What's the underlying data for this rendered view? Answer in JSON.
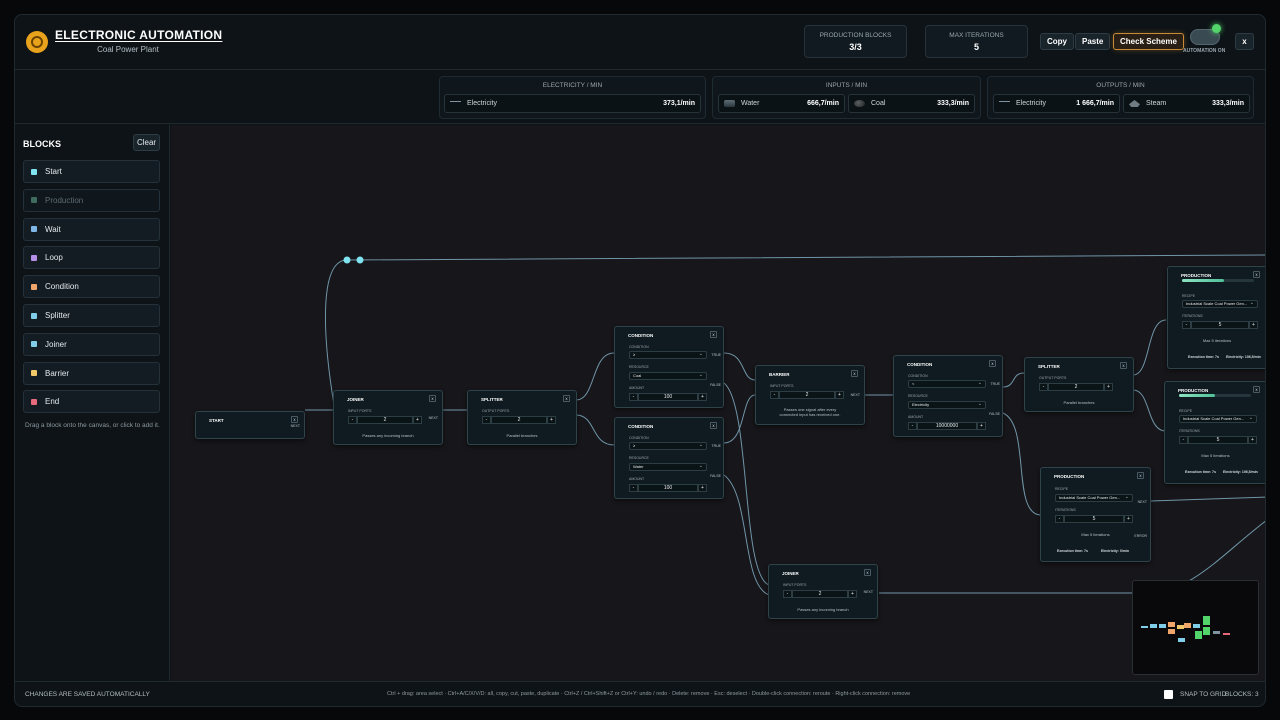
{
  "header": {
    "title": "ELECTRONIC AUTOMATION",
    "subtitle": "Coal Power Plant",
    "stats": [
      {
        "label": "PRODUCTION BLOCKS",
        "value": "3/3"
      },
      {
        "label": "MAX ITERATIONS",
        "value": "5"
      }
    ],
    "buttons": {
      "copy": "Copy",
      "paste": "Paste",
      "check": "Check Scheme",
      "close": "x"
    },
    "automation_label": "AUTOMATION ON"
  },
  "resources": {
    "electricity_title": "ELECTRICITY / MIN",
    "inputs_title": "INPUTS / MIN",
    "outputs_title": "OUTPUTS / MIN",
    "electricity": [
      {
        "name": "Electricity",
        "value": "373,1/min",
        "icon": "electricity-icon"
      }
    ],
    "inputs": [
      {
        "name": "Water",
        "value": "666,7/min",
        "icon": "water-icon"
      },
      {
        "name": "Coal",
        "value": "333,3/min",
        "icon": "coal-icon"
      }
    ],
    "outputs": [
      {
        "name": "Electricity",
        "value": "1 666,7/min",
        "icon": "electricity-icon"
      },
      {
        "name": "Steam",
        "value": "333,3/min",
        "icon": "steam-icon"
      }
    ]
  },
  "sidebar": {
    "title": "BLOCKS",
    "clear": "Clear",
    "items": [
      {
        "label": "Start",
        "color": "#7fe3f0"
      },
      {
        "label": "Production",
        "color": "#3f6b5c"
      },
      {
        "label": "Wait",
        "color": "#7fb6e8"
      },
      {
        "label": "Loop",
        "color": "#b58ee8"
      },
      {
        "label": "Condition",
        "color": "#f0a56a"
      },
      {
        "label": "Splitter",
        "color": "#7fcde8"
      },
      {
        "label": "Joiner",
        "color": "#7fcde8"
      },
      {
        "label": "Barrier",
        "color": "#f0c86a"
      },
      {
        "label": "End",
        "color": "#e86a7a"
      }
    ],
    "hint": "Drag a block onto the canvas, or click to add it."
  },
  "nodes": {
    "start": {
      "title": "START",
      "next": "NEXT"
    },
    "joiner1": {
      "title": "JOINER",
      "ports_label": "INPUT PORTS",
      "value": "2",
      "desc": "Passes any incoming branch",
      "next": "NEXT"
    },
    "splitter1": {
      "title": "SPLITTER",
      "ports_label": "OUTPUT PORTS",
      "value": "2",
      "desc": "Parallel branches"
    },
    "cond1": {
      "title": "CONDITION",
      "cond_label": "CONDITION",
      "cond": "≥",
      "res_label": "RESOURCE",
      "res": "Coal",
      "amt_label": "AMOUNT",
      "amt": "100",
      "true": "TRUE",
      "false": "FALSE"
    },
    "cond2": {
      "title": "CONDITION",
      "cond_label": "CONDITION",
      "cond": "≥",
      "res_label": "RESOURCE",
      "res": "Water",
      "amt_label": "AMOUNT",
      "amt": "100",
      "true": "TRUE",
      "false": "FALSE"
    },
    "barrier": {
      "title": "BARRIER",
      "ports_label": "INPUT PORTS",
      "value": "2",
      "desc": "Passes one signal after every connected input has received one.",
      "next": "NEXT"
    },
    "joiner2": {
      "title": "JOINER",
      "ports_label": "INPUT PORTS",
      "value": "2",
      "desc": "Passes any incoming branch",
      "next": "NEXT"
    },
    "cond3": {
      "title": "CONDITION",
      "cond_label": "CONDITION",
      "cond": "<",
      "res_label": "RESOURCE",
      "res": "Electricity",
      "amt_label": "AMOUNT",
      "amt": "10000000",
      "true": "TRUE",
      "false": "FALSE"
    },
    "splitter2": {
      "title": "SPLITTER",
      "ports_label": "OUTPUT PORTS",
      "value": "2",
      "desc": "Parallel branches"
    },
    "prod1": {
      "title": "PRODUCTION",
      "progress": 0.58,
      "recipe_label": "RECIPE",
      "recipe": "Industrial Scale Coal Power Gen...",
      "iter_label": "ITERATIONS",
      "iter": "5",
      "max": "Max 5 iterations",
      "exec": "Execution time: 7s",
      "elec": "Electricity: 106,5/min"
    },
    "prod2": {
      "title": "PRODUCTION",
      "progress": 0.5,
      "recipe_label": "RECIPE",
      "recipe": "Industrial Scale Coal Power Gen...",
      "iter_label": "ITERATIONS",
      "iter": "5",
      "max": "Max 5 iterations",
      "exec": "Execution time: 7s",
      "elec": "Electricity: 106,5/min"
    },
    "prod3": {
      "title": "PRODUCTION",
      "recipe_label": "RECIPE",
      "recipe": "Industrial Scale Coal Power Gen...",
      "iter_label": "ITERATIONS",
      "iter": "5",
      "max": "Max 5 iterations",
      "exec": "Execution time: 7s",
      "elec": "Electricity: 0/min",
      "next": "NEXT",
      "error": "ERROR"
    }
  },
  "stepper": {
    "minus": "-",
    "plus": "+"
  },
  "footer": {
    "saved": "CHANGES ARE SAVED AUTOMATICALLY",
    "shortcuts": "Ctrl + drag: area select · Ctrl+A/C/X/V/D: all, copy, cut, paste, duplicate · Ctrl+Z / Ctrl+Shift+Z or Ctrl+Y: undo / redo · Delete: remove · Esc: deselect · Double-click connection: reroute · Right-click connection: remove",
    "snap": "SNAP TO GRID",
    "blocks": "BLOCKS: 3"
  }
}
══════════════════════════════
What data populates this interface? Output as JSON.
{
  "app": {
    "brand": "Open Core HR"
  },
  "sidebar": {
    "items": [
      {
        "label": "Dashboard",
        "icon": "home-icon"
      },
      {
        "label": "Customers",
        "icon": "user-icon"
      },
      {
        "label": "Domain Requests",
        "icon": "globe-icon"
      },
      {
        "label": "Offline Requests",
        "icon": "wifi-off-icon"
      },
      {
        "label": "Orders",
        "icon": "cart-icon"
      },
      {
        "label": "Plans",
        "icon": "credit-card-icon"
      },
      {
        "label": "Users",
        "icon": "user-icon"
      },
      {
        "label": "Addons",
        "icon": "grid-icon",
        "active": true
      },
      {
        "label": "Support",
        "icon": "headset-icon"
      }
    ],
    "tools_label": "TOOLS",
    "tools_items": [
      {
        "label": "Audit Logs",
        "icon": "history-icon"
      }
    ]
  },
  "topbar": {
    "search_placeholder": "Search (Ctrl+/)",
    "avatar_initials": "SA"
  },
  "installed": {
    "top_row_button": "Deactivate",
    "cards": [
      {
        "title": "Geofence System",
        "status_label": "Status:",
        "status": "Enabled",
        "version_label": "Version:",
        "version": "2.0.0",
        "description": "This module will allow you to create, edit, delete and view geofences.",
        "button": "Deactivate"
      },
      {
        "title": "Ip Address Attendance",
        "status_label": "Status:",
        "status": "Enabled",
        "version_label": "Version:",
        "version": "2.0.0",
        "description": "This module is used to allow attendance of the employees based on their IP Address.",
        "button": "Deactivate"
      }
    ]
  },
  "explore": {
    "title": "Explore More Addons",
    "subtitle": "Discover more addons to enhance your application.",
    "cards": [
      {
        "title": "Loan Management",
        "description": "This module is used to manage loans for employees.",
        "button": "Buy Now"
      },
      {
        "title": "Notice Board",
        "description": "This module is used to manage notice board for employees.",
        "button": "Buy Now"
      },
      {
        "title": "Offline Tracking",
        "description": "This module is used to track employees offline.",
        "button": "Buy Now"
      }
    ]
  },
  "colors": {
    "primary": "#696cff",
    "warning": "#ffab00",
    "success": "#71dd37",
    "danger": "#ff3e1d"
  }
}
══════════════════════════════
# Task description
Say how many lines have the string "module" in them, offering no words beyond the number.

# Exercise answer
5